═══ Material supplied ═══

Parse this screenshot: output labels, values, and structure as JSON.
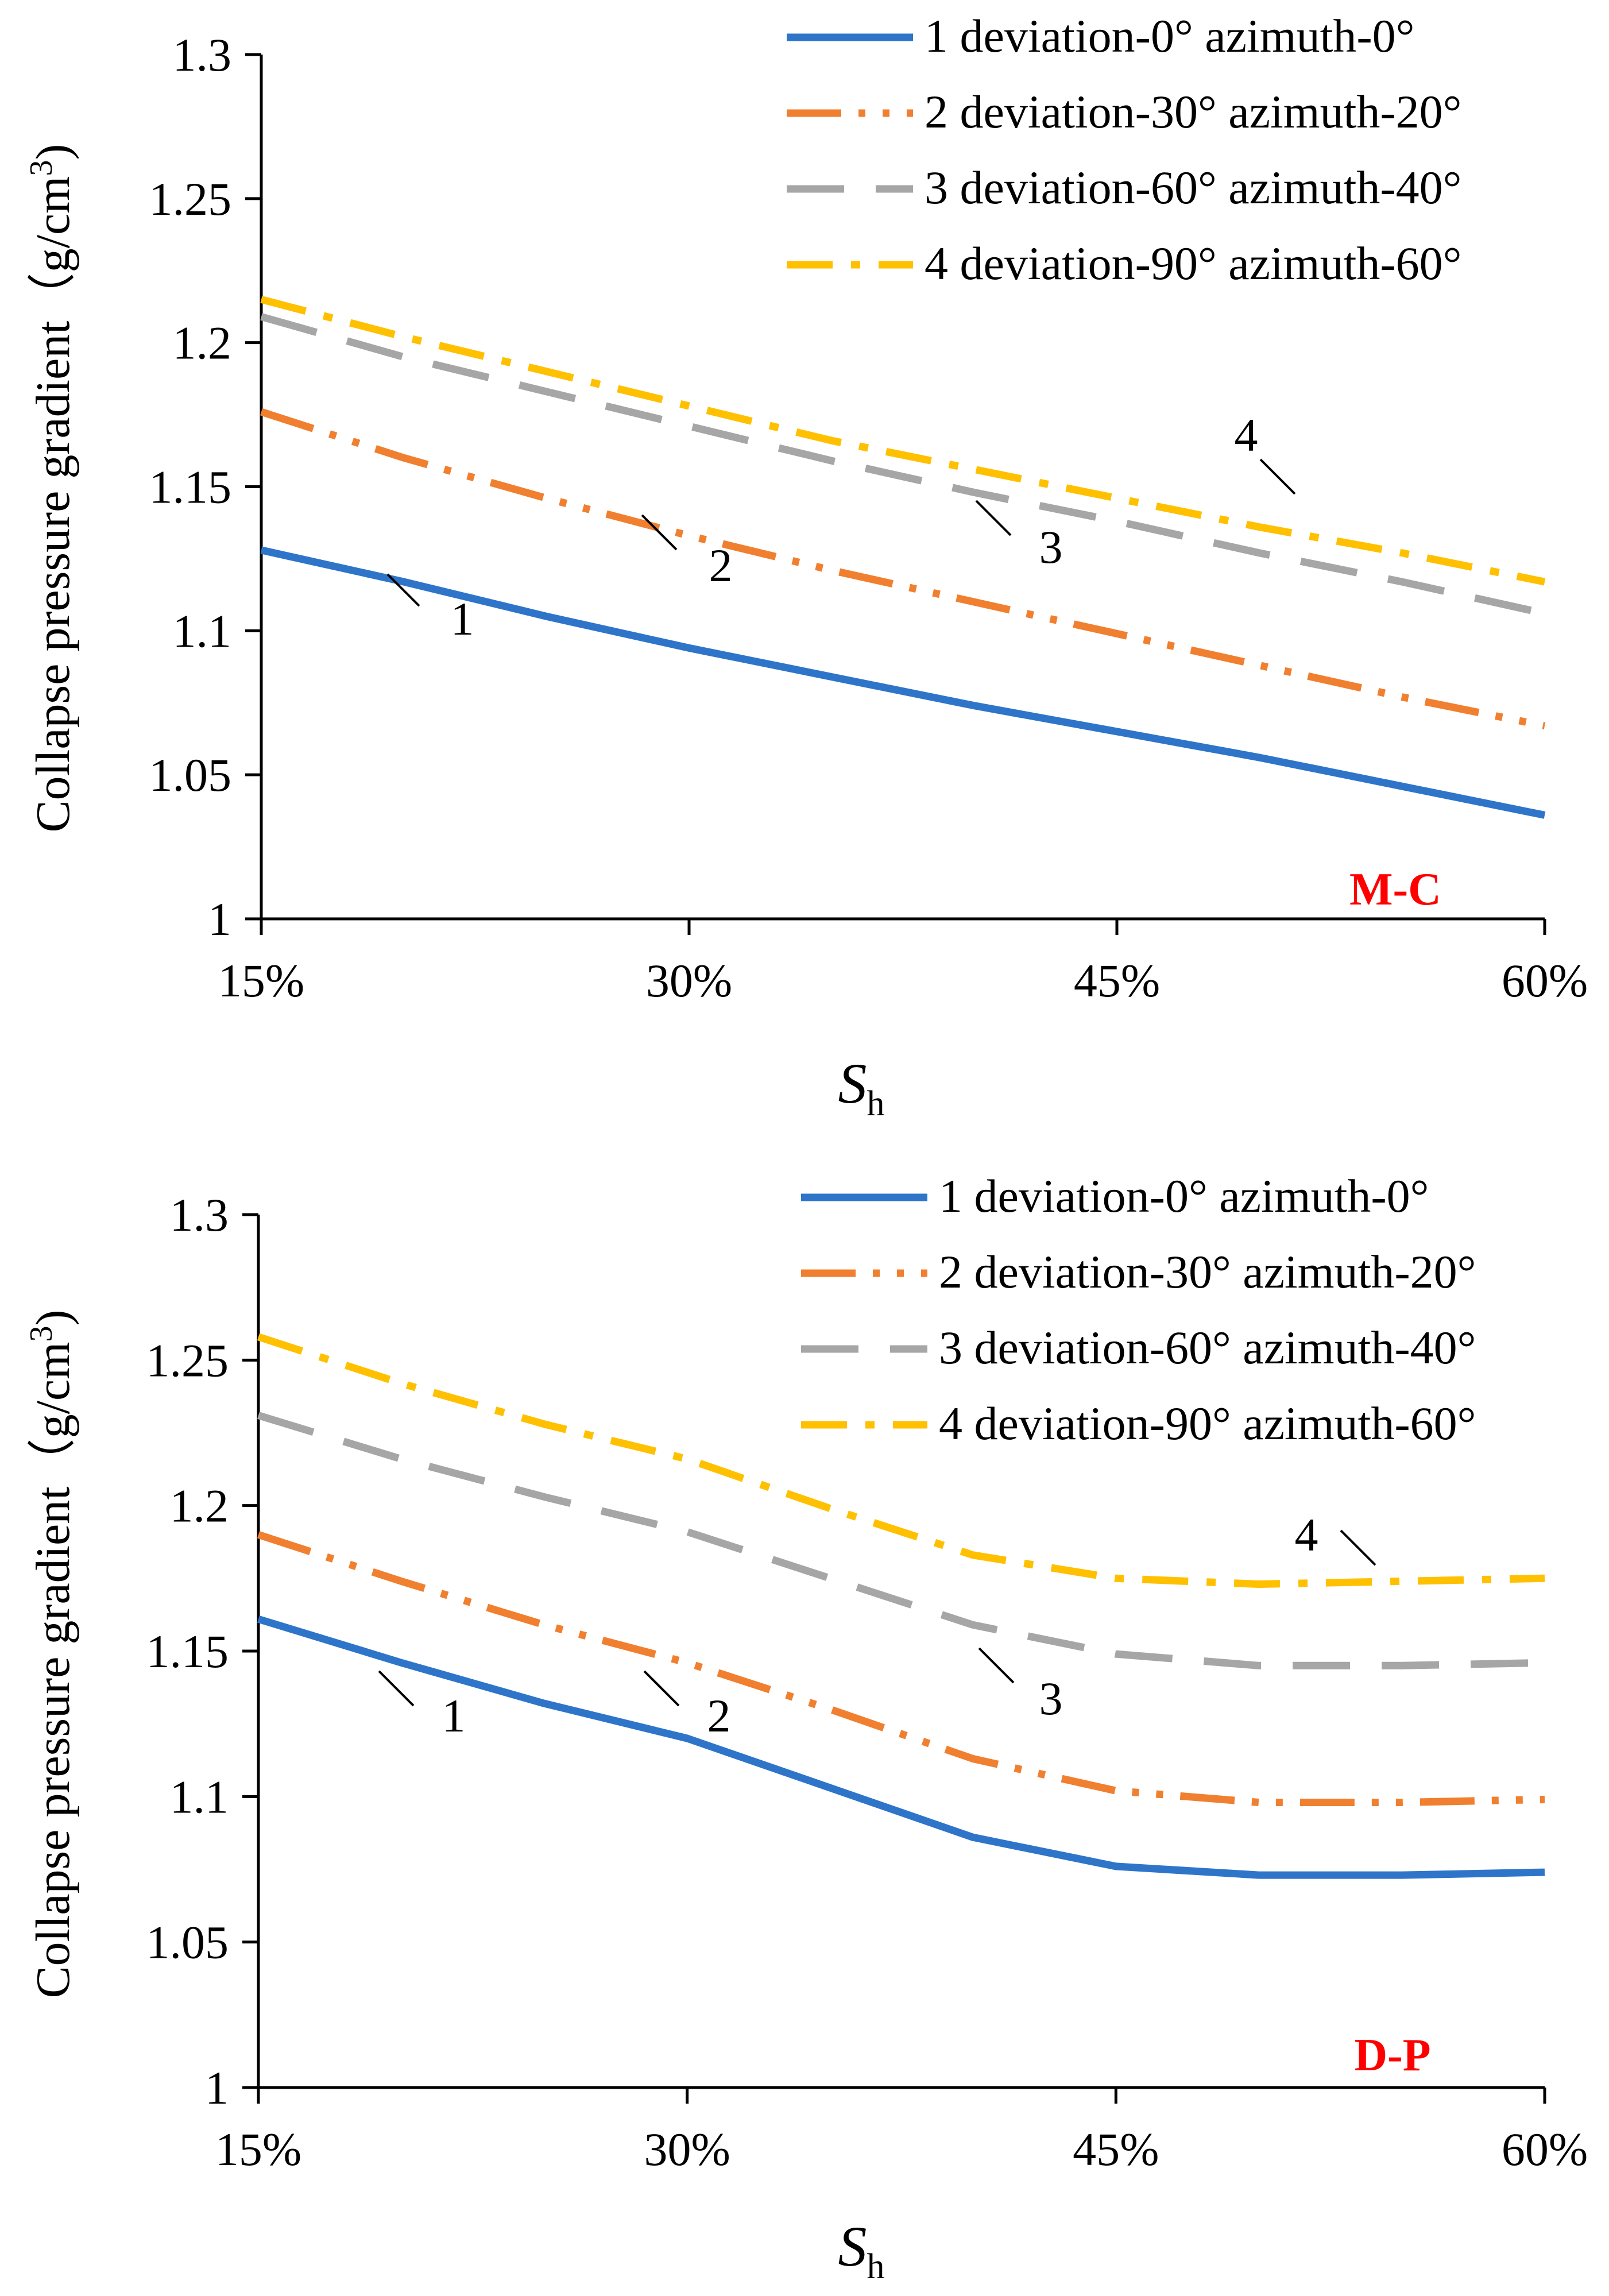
{
  "chart_data": [
    {
      "type": "line",
      "xlabel": "S",
      "xlabel_sub": "h",
      "ylabel": "Collapse pressure gradient（g/cm",
      "ylabel_sup": "3",
      "ylabel_close": ")",
      "x": [
        15,
        30,
        45,
        60
      ],
      "xtick_labels": [
        "15%",
        "30%",
        "45%",
        "60%"
      ],
      "xlim": [
        15,
        60
      ],
      "ylim": [
        1,
        1.3
      ],
      "ytick_labels": [
        "1",
        "1.05",
        "1.1",
        "1.15",
        "1.2",
        "1.25",
        "1.3"
      ],
      "grid": false,
      "legend_position": "top-right",
      "model_label": "M-C",
      "model_label_color": "#ff0000",
      "series": [
        {
          "name": "1 deviation-0° azimuth-0°",
          "tag": "1",
          "color": "#2e75c9",
          "style": "solid",
          "x": [
            15,
            20,
            25,
            30,
            35,
            40,
            45,
            50,
            55,
            60
          ],
          "values": [
            1.128,
            1.117,
            1.105,
            1.094,
            1.084,
            1.074,
            1.065,
            1.056,
            1.046,
            1.036
          ]
        },
        {
          "name": "2 deviation-30° azimuth-20°",
          "tag": "2",
          "color": "#f07f2f",
          "style": "dashdotdot",
          "x": [
            15,
            20,
            25,
            30,
            35,
            40,
            45,
            50,
            55,
            60
          ],
          "values": [
            1.176,
            1.16,
            1.146,
            1.133,
            1.121,
            1.11,
            1.099,
            1.088,
            1.077,
            1.067
          ]
        },
        {
          "name": "3 deviation-60° azimuth-40°",
          "tag": "3",
          "color": "#a6a6a6",
          "style": "dash",
          "x": [
            15,
            20,
            25,
            30,
            35,
            40,
            45,
            50,
            55,
            60
          ],
          "values": [
            1.209,
            1.195,
            1.183,
            1.171,
            1.159,
            1.148,
            1.138,
            1.127,
            1.117,
            1.106
          ]
        },
        {
          "name": "4 deviation-90° azimuth-60°",
          "tag": "4",
          "color": "#ffc000",
          "style": "dashdot",
          "x": [
            15,
            20,
            25,
            30,
            35,
            40,
            45,
            50,
            55,
            60
          ],
          "values": [
            1.215,
            1.202,
            1.19,
            1.178,
            1.166,
            1.156,
            1.146,
            1.136,
            1.127,
            1.117
          ]
        }
      ]
    },
    {
      "type": "line",
      "xlabel": "S",
      "xlabel_sub": "h",
      "ylabel": "Collapse pressure gradient（g/cm",
      "ylabel_sup": "3",
      "ylabel_close": ")",
      "x": [
        15,
        30,
        45,
        60
      ],
      "xtick_labels": [
        "15%",
        "30%",
        "45%",
        "60%"
      ],
      "xlim": [
        15,
        60
      ],
      "ylim": [
        1,
        1.3
      ],
      "ytick_labels": [
        "1",
        "1.05",
        "1.1",
        "1.15",
        "1.2",
        "1.25",
        "1.3"
      ],
      "grid": false,
      "legend_position": "top-right",
      "model_label": "D-P",
      "model_label_color": "#ff0000",
      "series": [
        {
          "name": "1 deviation-0° azimuth-0°",
          "tag": "1",
          "color": "#2e75c9",
          "style": "solid",
          "x": [
            15,
            20,
            25,
            30,
            35,
            40,
            45,
            50,
            55,
            60
          ],
          "values": [
            1.161,
            1.146,
            1.132,
            1.12,
            1.103,
            1.086,
            1.076,
            1.073,
            1.073,
            1.074
          ]
        },
        {
          "name": "2 deviation-30° azimuth-20°",
          "tag": "2",
          "color": "#f07f2f",
          "style": "dashdotdot",
          "x": [
            15,
            20,
            25,
            30,
            35,
            40,
            45,
            50,
            55,
            60
          ],
          "values": [
            1.19,
            1.174,
            1.159,
            1.146,
            1.13,
            1.113,
            1.102,
            1.098,
            1.098,
            1.099
          ]
        },
        {
          "name": "3 deviation-60° azimuth-40°",
          "tag": "3",
          "color": "#a6a6a6",
          "style": "dash",
          "x": [
            15,
            20,
            25,
            30,
            35,
            40,
            45,
            50,
            55,
            60
          ],
          "values": [
            1.231,
            1.216,
            1.203,
            1.191,
            1.175,
            1.159,
            1.149,
            1.145,
            1.145,
            1.146
          ]
        },
        {
          "name": "4 deviation-90° azimuth-60°",
          "tag": "4",
          "color": "#ffc000",
          "style": "dashdot",
          "x": [
            15,
            20,
            25,
            30,
            35,
            40,
            45,
            50,
            55,
            60
          ],
          "values": [
            1.258,
            1.242,
            1.228,
            1.216,
            1.199,
            1.183,
            1.175,
            1.173,
            1.174,
            1.175
          ]
        }
      ]
    }
  ]
}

═══

* _Directive_: Leaving all pictures aside, quote each record exactly.

* _Exercise output_:
Parse this screenshot: output labels, values, and structure as JSON.
{
  "chart_data": [
    {
      "type": "line",
      "xlabel": "S",
      "xlabel_sub": "h",
      "ylabel": "Collapse pressure gradient（g/cm",
      "ylabel_sup": "3",
      "ylabel_close": ")",
      "x": [
        15,
        30,
        45,
        60
      ],
      "xtick_labels": [
        "15%",
        "30%",
        "45%",
        "60%"
      ],
      "xlim": [
        15,
        60
      ],
      "ylim": [
        1,
        1.3
      ],
      "ytick_labels": [
        "1",
        "1.05",
        "1.1",
        "1.15",
        "1.2",
        "1.25",
        "1.3"
      ],
      "grid": false,
      "legend_position": "top-right",
      "model_label": "M-C",
      "model_label_color": "#ff0000",
      "series": [
        {
          "name": "1 deviation-0° azimuth-0°",
          "tag": "1",
          "color": "#2e75c9",
          "style": "solid",
          "x": [
            15,
            20,
            25,
            30,
            35,
            40,
            45,
            50,
            55,
            60
          ],
          "values": [
            1.128,
            1.117,
            1.105,
            1.094,
            1.084,
            1.074,
            1.065,
            1.056,
            1.046,
            1.036
          ]
        },
        {
          "name": "2 deviation-30° azimuth-20°",
          "tag": "2",
          "color": "#f07f2f",
          "style": "dashdotdot",
          "x": [
            15,
            20,
            25,
            30,
            35,
            40,
            45,
            50,
            55,
            60
          ],
          "values": [
            1.176,
            1.16,
            1.146,
            1.133,
            1.121,
            1.11,
            1.099,
            1.088,
            1.077,
            1.067
          ]
        },
        {
          "name": "3 deviation-60° azimuth-40°",
          "tag": "3",
          "color": "#a6a6a6",
          "style": "dash",
          "x": [
            15,
            20,
            25,
            30,
            35,
            40,
            45,
            50,
            55,
            60
          ],
          "values": [
            1.209,
            1.195,
            1.183,
            1.171,
            1.159,
            1.148,
            1.138,
            1.127,
            1.117,
            1.106
          ]
        },
        {
          "name": "4 deviation-90° azimuth-60°",
          "tag": "4",
          "color": "#ffc000",
          "style": "dashdot",
          "x": [
            15,
            20,
            25,
            30,
            35,
            40,
            45,
            50,
            55,
            60
          ],
          "values": [
            1.215,
            1.202,
            1.19,
            1.178,
            1.166,
            1.156,
            1.146,
            1.136,
            1.127,
            1.117
          ]
        }
      ]
    },
    {
      "type": "line",
      "xlabel": "S",
      "xlabel_sub": "h",
      "ylabel": "Collapse pressure gradient（g/cm",
      "ylabel_sup": "3",
      "ylabel_close": ")",
      "x": [
        15,
        30,
        45,
        60
      ],
      "xtick_labels": [
        "15%",
        "30%",
        "45%",
        "60%"
      ],
      "xlim": [
        15,
        60
      ],
      "ylim": [
        1,
        1.3
      ],
      "ytick_labels": [
        "1",
        "1.05",
        "1.1",
        "1.15",
        "1.2",
        "1.25",
        "1.3"
      ],
      "grid": false,
      "legend_position": "top-right",
      "model_label": "D-P",
      "model_label_color": "#ff0000",
      "series": [
        {
          "name": "1 deviation-0° azimuth-0°",
          "tag": "1",
          "color": "#2e75c9",
          "style": "solid",
          "x": [
            15,
            20,
            25,
            30,
            35,
            40,
            45,
            50,
            55,
            60
          ],
          "values": [
            1.161,
            1.146,
            1.132,
            1.12,
            1.103,
            1.086,
            1.076,
            1.073,
            1.073,
            1.074
          ]
        },
        {
          "name": "2 deviation-30° azimuth-20°",
          "tag": "2",
          "color": "#f07f2f",
          "style": "dashdotdot",
          "x": [
            15,
            20,
            25,
            30,
            35,
            40,
            45,
            50,
            55,
            60
          ],
          "values": [
            1.19,
            1.174,
            1.159,
            1.146,
            1.13,
            1.113,
            1.102,
            1.098,
            1.098,
            1.099
          ]
        },
        {
          "name": "3 deviation-60° azimuth-40°",
          "tag": "3",
          "color": "#a6a6a6",
          "style": "dash",
          "x": [
            15,
            20,
            25,
            30,
            35,
            40,
            45,
            50,
            55,
            60
          ],
          "values": [
            1.231,
            1.216,
            1.203,
            1.191,
            1.175,
            1.159,
            1.149,
            1.145,
            1.145,
            1.146
          ]
        },
        {
          "name": "4 deviation-90° azimuth-60°",
          "tag": "4",
          "color": "#ffc000",
          "style": "dashdot",
          "x": [
            15,
            20,
            25,
            30,
            35,
            40,
            45,
            50,
            55,
            60
          ],
          "values": [
            1.258,
            1.242,
            1.228,
            1.216,
            1.199,
            1.183,
            1.175,
            1.173,
            1.174,
            1.175
          ]
        }
      ]
    }
  ]
}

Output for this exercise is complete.